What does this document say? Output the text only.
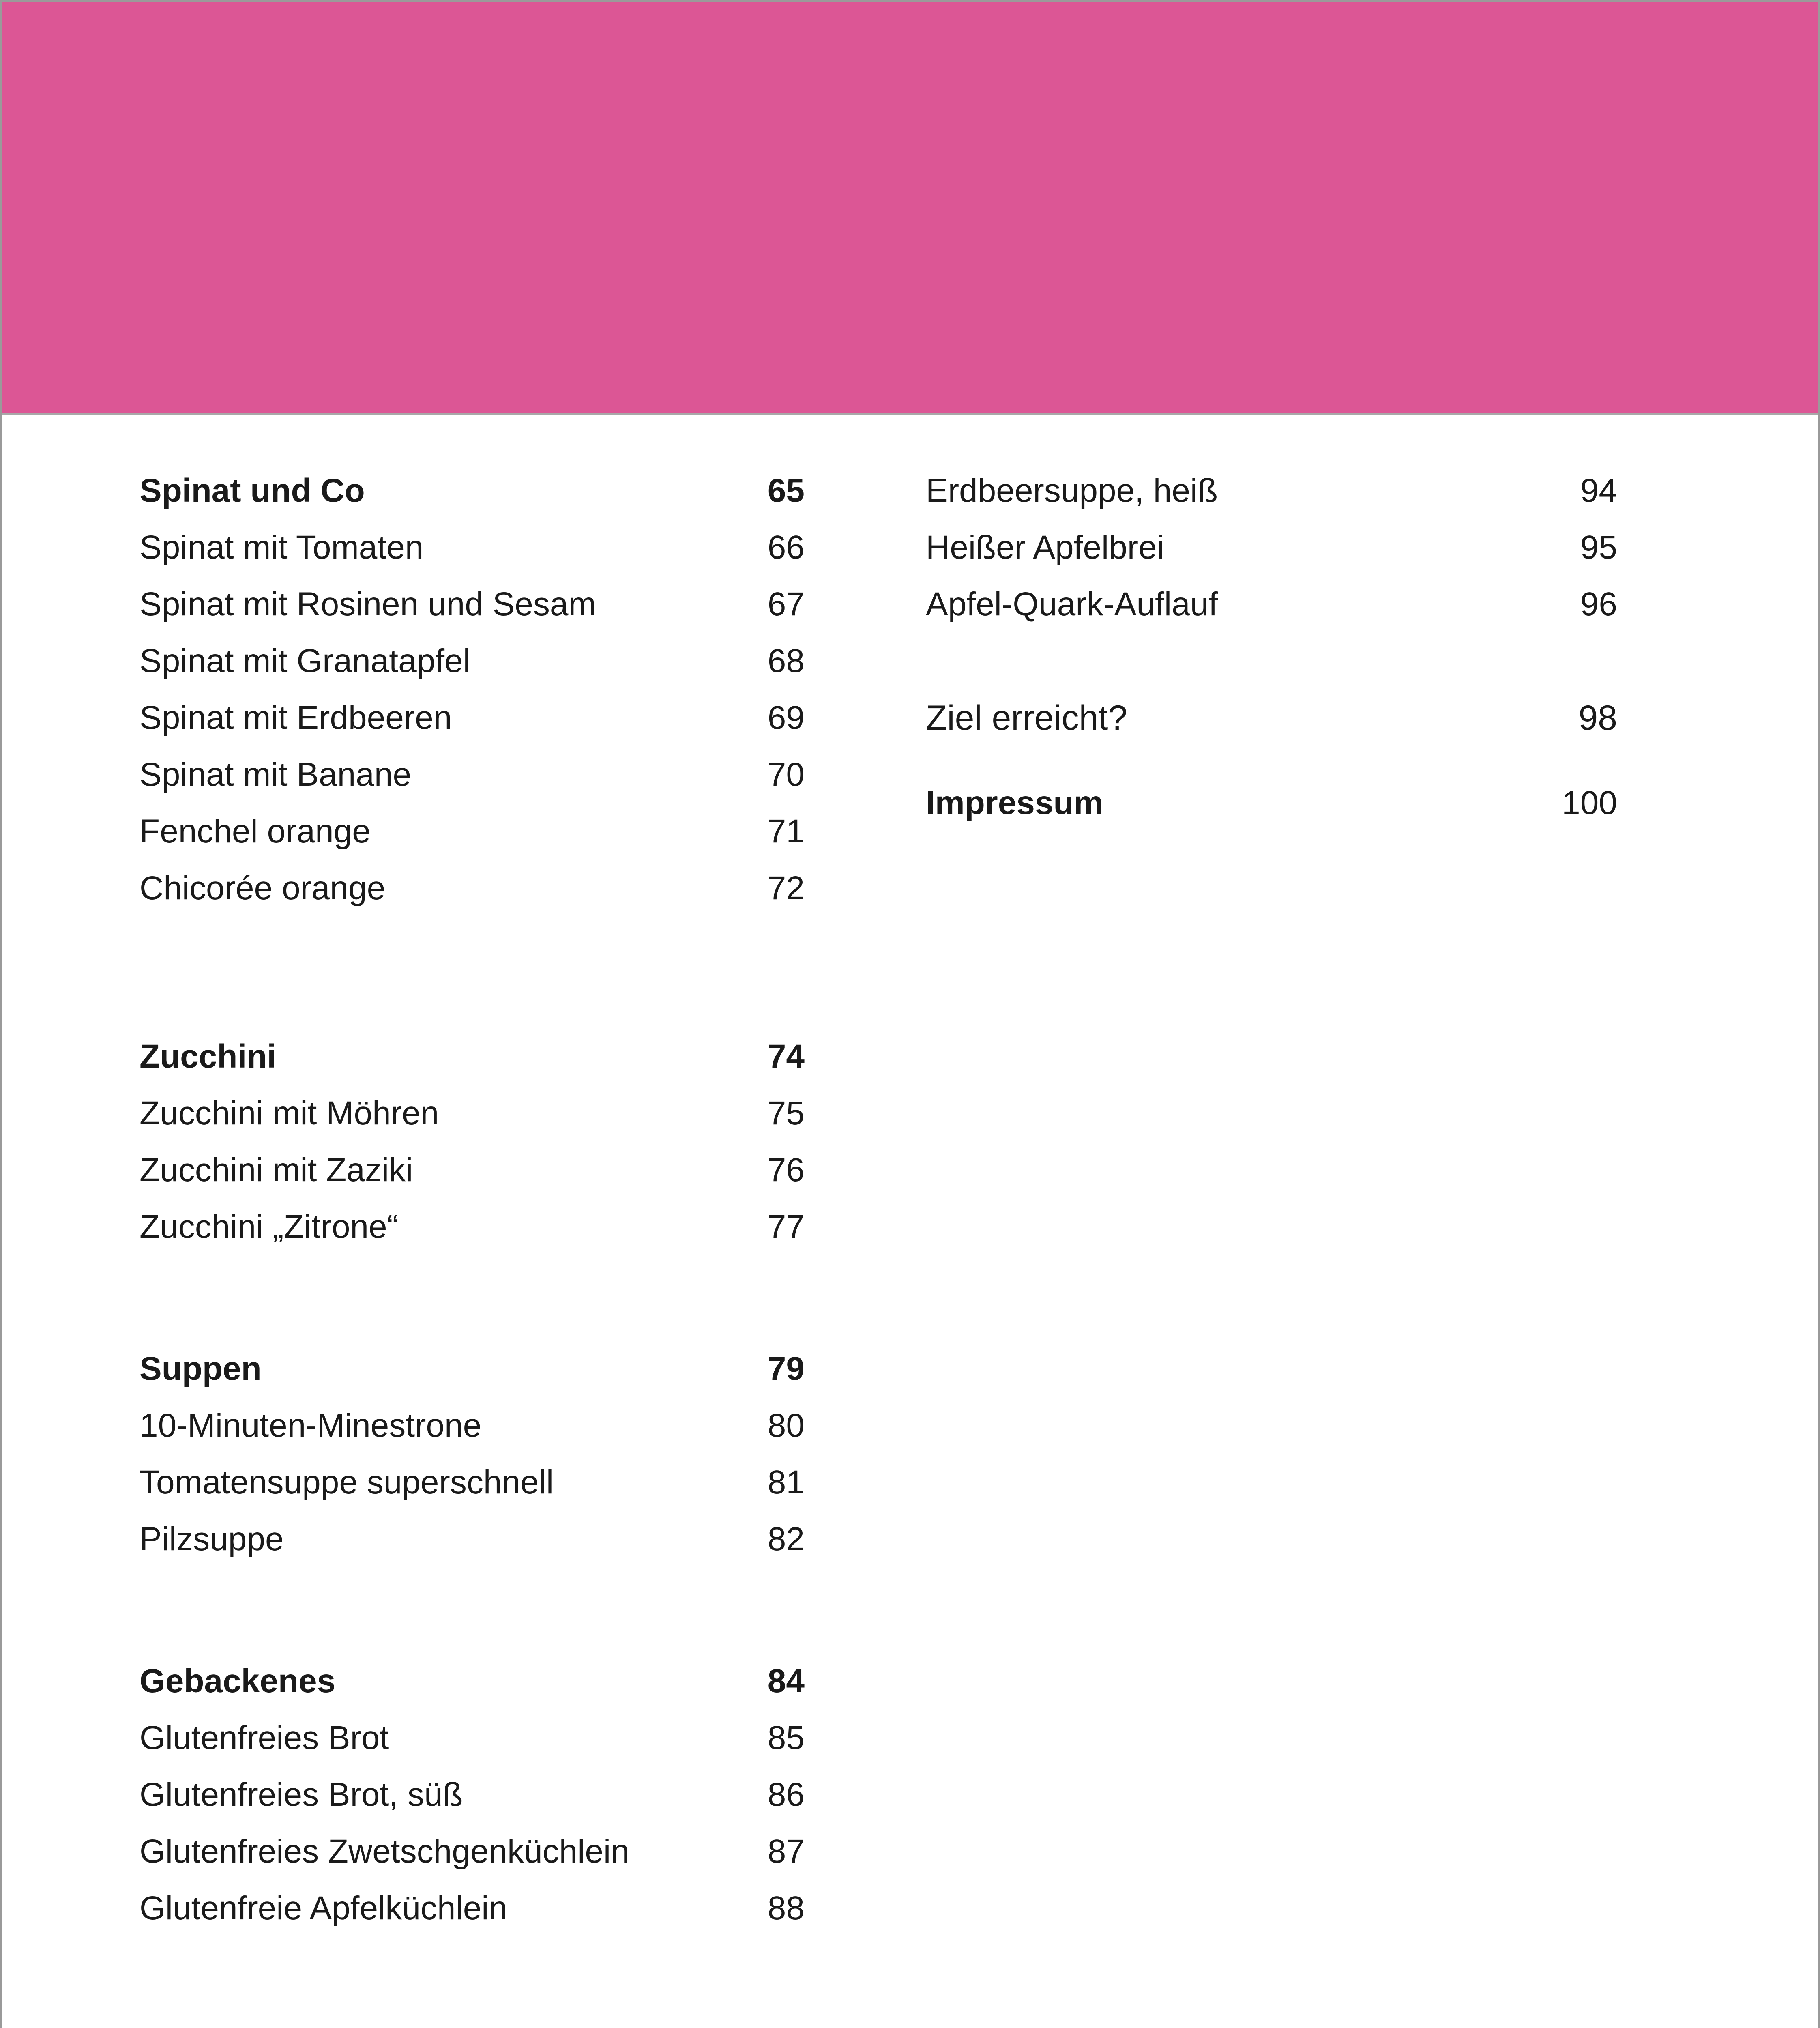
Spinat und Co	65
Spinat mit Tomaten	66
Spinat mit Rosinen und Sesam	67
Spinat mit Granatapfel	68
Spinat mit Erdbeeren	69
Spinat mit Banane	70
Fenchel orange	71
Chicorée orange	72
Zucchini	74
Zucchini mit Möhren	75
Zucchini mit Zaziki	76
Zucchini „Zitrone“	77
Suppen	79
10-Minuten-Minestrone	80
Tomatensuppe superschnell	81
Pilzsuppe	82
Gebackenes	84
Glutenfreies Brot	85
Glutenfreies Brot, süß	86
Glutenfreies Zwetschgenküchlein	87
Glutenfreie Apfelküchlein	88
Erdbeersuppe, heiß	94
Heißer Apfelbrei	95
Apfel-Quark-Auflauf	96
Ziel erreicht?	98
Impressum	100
..........
Write out each entry exactly as given, but skip the pictures.

Output below:
What does this document say? Output the text only.
Spinat und Co	65
Spinat mit Tomaten	66
Spinat mit Rosinen und Sesam	67
Spinat mit Granatapfel	68
Spinat mit Erdbeeren	69
Spinat mit Banane	70
Fenchel orange	71
Chicorée orange	72
Zucchini	74
Zucchini mit Möhren	75
Zucchini mit Zaziki	76
Zucchini „Zitrone“	77
Suppen	79
10-Minuten-Minestrone	80
Tomatensuppe superschnell	81
Pilzsuppe	82
Gebackenes	84
Glutenfreies Brot	85
Glutenfreies Brot, süß	86
Glutenfreies Zwetschgenküchlein	87
Glutenfreie Apfelküchlein	88
Erdbeersuppe, heiß	94
Heißer Apfelbrei	95
Apfel-Quark-Auflauf	96
Ziel erreicht?	98
Impressum	100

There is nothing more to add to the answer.